• [SHORT TASK]:
Each entry below is to be printed verbatim.

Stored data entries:
== == ==
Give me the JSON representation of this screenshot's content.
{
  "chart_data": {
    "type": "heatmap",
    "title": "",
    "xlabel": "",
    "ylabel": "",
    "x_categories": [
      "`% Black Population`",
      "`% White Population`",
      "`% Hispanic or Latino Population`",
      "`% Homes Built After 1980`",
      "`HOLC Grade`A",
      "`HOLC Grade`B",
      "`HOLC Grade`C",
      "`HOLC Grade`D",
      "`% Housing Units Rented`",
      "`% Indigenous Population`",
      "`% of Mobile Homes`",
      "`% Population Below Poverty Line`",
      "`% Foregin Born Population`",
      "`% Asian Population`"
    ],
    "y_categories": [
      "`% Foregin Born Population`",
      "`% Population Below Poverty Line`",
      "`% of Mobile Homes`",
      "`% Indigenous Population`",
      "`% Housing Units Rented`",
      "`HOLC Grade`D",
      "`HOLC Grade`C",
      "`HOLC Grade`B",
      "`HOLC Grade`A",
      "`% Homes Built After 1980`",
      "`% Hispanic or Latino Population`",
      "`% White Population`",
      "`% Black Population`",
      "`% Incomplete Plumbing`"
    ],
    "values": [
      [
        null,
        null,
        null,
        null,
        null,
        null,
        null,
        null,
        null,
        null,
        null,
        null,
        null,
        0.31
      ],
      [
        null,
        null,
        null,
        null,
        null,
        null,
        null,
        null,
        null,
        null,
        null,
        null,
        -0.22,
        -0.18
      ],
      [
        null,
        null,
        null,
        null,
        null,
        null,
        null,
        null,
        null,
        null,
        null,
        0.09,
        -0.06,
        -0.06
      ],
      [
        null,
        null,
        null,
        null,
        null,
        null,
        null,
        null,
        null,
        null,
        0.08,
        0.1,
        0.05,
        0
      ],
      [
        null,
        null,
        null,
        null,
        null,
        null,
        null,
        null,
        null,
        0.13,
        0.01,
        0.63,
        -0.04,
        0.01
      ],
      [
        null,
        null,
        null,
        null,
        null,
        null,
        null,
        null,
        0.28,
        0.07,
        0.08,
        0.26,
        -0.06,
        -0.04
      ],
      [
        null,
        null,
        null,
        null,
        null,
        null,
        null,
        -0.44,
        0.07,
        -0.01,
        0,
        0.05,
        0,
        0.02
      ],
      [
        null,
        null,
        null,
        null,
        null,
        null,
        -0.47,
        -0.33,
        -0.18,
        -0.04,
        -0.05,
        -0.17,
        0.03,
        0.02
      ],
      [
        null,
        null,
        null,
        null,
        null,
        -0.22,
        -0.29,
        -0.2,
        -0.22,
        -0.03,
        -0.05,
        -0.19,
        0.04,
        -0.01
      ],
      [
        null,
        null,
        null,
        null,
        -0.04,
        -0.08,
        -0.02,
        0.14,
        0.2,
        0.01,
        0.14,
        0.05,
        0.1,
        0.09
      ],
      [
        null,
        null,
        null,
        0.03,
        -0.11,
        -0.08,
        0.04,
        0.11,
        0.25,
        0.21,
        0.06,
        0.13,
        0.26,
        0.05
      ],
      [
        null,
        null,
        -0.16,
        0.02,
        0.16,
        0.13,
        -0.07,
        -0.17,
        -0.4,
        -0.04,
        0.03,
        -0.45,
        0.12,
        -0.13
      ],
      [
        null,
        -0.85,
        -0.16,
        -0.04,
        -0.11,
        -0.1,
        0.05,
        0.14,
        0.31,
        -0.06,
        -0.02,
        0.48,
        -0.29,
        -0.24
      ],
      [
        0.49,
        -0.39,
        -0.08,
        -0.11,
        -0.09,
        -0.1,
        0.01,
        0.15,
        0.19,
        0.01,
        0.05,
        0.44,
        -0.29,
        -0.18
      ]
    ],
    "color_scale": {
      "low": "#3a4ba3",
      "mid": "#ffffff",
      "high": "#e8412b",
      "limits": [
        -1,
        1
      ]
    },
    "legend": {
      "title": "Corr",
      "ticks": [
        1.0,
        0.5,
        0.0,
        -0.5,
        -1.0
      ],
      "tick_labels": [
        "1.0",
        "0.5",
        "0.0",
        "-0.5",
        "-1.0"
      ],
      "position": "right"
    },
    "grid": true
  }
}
== == ==
• [FINISHED ANSWER]:
Give me the JSON representation of this screenshot's content.
{
  "chart_data": {
    "type": "heatmap",
    "title": "",
    "xlabel": "",
    "ylabel": "",
    "x_categories": [
      "`% Black Population`",
      "`% White Population`",
      "`% Hispanic or Latino Population`",
      "`% Homes Built After 1980`",
      "`HOLC Grade`A",
      "`HOLC Grade`B",
      "`HOLC Grade`C",
      "`HOLC Grade`D",
      "`% Housing Units Rented`",
      "`% Indigenous Population`",
      "`% of Mobile Homes`",
      "`% Population Below Poverty Line`",
      "`% Foregin Born Population`",
      "`% Asian Population`"
    ],
    "y_categories": [
      "`% Foregin Born Population`",
      "`% Population Below Poverty Line`",
      "`% of Mobile Homes`",
      "`% Indigenous Population`",
      "`% Housing Units Rented`",
      "`HOLC Grade`D",
      "`HOLC Grade`C",
      "`HOLC Grade`B",
      "`HOLC Grade`A",
      "`% Homes Built After 1980`",
      "`% Hispanic or Latino Population`",
      "`% White Population`",
      "`% Black Population`",
      "`% Incomplete Plumbing`"
    ],
    "values": [
      [
        null,
        null,
        null,
        null,
        null,
        null,
        null,
        null,
        null,
        null,
        null,
        null,
        null,
        0.31
      ],
      [
        null,
        null,
        null,
        null,
        null,
        null,
        null,
        null,
        null,
        null,
        null,
        null,
        -0.22,
        -0.18
      ],
      [
        null,
        null,
        null,
        null,
        null,
        null,
        null,
        null,
        null,
        null,
        null,
        0.09,
        -0.06,
        -0.06
      ],
      [
        null,
        null,
        null,
        null,
        null,
        null,
        null,
        null,
        null,
        null,
        0.08,
        0.1,
        0.05,
        0
      ],
      [
        null,
        null,
        null,
        null,
        null,
        null,
        null,
        null,
        null,
        0.13,
        0.01,
        0.63,
        -0.04,
        0.01
      ],
      [
        null,
        null,
        null,
        null,
        null,
        null,
        null,
        null,
        0.28,
        0.07,
        0.08,
        0.26,
        -0.06,
        -0.04
      ],
      [
        null,
        null,
        null,
        null,
        null,
        null,
        null,
        -0.44,
        0.07,
        -0.01,
        0,
        0.05,
        0,
        0.02
      ],
      [
        null,
        null,
        null,
        null,
        null,
        null,
        -0.47,
        -0.33,
        -0.18,
        -0.04,
        -0.05,
        -0.17,
        0.03,
        0.02
      ],
      [
        null,
        null,
        null,
        null,
        null,
        -0.22,
        -0.29,
        -0.2,
        -0.22,
        -0.03,
        -0.05,
        -0.19,
        0.04,
        -0.01
      ],
      [
        null,
        null,
        null,
        null,
        -0.04,
        -0.08,
        -0.02,
        0.14,
        0.2,
        0.01,
        0.14,
        0.05,
        0.1,
        0.09
      ],
      [
        null,
        null,
        null,
        0.03,
        -0.11,
        -0.08,
        0.04,
        0.11,
        0.25,
        0.21,
        0.06,
        0.13,
        0.26,
        0.05
      ],
      [
        null,
        null,
        -0.16,
        0.02,
        0.16,
        0.13,
        -0.07,
        -0.17,
        -0.4,
        -0.04,
        0.03,
        -0.45,
        0.12,
        -0.13
      ],
      [
        null,
        -0.85,
        -0.16,
        -0.04,
        -0.11,
        -0.1,
        0.05,
        0.14,
        0.31,
        -0.06,
        -0.02,
        0.48,
        -0.29,
        -0.24
      ],
      [
        0.49,
        -0.39,
        -0.08,
        -0.11,
        -0.09,
        -0.1,
        0.01,
        0.15,
        0.19,
        0.01,
        0.05,
        0.44,
        -0.29,
        -0.18
      ]
    ],
    "color_scale": {
      "low": "#3a4ba3",
      "mid": "#ffffff",
      "high": "#e8412b",
      "limits": [
        -1,
        1
      ]
    },
    "legend": {
      "title": "Corr",
      "ticks": [
        1.0,
        0.5,
        0.0,
        -0.5,
        -1.0
      ],
      "tick_labels": [
        "1.0",
        "0.5",
        "0.0",
        "-0.5",
        "-1.0"
      ],
      "position": "right"
    },
    "grid": true
  }
}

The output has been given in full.